[A block of data]
--------------------------------

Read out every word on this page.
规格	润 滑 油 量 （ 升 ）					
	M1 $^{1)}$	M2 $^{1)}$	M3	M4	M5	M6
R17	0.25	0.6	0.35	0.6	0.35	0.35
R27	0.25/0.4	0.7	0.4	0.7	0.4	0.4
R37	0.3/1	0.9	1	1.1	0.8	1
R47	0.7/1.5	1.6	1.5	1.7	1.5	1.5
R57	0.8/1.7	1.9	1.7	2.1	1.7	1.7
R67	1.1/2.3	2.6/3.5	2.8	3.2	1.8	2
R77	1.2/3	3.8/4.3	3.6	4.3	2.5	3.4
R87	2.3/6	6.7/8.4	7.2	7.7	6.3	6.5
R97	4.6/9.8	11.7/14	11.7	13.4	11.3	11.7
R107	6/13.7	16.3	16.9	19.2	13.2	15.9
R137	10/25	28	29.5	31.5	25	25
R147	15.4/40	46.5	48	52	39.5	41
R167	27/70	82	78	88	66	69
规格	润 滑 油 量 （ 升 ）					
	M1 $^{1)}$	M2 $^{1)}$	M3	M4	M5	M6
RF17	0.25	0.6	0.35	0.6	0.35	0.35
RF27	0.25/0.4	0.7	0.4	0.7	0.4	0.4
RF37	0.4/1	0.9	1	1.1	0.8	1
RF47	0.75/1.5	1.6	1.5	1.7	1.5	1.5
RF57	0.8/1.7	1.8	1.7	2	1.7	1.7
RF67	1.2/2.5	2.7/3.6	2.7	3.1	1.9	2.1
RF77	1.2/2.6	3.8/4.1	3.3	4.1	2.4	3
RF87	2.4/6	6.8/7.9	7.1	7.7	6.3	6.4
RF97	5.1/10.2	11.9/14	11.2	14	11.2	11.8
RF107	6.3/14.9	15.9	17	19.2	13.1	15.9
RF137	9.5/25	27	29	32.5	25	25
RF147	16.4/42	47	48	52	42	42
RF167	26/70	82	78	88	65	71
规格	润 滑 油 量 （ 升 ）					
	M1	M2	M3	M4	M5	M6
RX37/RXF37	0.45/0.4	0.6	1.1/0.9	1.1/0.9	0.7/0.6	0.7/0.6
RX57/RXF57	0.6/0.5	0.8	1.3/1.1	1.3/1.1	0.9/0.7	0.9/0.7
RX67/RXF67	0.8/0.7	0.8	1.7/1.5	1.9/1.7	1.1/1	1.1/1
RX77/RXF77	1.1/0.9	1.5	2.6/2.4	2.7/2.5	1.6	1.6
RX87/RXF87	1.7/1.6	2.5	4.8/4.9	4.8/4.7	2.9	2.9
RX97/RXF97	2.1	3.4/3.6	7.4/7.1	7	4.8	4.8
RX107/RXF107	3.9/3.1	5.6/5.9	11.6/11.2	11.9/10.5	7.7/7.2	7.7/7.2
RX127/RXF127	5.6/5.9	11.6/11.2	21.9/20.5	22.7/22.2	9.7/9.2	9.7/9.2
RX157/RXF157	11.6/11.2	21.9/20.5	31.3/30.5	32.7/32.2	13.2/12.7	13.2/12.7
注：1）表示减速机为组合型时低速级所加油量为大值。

--------------------------------

Exercise description — Print out every record again, exactly and in full.

Answer in full —
Read out every word on this page.
规格	润 滑 油 量 （ 升 ）					
	M1 $^{1)}$	M2 $^{1)}$	M3	M4	M5	M6
R17	0.25	0.6	0.35	0.6	0.35	0.35
R27	0.25/0.4	0.7	0.4	0.7	0.4	0.4
R37	0.3/1	0.9	1	1.1	0.8	1
R47	0.7/1.5	1.6	1.5	1.7	1.5	1.5
R57	0.8/1.7	1.9	1.7	2.1	1.7	1.7
R67	1.1/2.3	2.6/3.5	2.8	3.2	1.8	2
R77	1.2/3	3.8/4.3	3.6	4.3	2.5	3.4
R87	2.3/6	6.7/8.4	7.2	7.7	6.3	6.5
R97	4.6/9.8	11.7/14	11.7	13.4	11.3	11.7
R107	6/13.7	16.3	16.9	19.2	13.2	15.9
R137	10/25	28	29.5	31.5	25	25
R147	15.4/40	46.5	48	52	39.5	41
R167	27/70	82	78	88	66	69
规格	润 滑 油 量 （ 升 ）					
	M1 $^{1)}$	M2 $^{1)}$	M3	M4	M5	M6
RF17	0.25	0.6	0.35	0.6	0.35	0.35
RF27	0.25/0.4	0.7	0.4	0.7	0.4	0.4
RF37	0.4/1	0.9	1	1.1	0.8	1
RF47	0.75/1.5	1.6	1.5	1.7	1.5	1.5
RF57	0.8/1.7	1.8	1.7	2	1.7	1.7
RF67	1.2/2.5	2.7/3.6	2.7	3.1	1.9	2.1
RF77	1.2/2.6	3.8/4.1	3.3	4.1	2.4	3
RF87	2.4/6	6.8/7.9	7.1	7.7	6.3	6.4
RF97	5.1/10.2	11.9/14	11.2	14	11.2	11.8
RF107	6.3/14.9	15.9	17	19.2	13.1	15.9
RF137	9.5/25	27	29	32.5	25	25
RF147	16.4/42	47	48	52	42	42
RF167	26/70	82	78	88	65	71
规格	润 滑 油 量 （ 升 ）					
	M1	M2	M3	M4	M5	M6
RX37/RXF37	0.45/0.4	0.6	1.1/0.9	1.1/0.9	0.7/0.6	0.7/0.6
RX57/RXF57	0.6/0.5	0.8	1.3/1.1	1.3/1.1	0.9/0.7	0.9/0.7
RX67/RXF67	0.8/0.7	0.8	1.7/1.5	1.9/1.7	1.1/1	1.1/1
RX77/RXF77	1.1/0.9	1.5	2.6/2.4	2.7/2.5	1.6	1.6
RX87/RXF87	1.7/1.6	2.5	4.8/4.9	4.8/4.7	2.9	2.9
RX97/RXF97	2.1	3.4/3.6	7.4/7.1	7	4.8	4.8
RX107/RXF107	3.9/3.1	5.6/5.9	11.6/11.2	11.9/10.5	7.7/7.2	7.7/7.2
RX127/RXF127	5.6/5.9	11.6/11.2	21.9/20.5	22.7/22.2	9.7/9.2	9.7/9.2
RX157/RXF157	11.6/11.2	21.9/20.5	31.3/30.5	32.7/32.2	13.2/12.7	13.2/12.7
注：1）表示减速机为组合型时低速级所加油量为大值。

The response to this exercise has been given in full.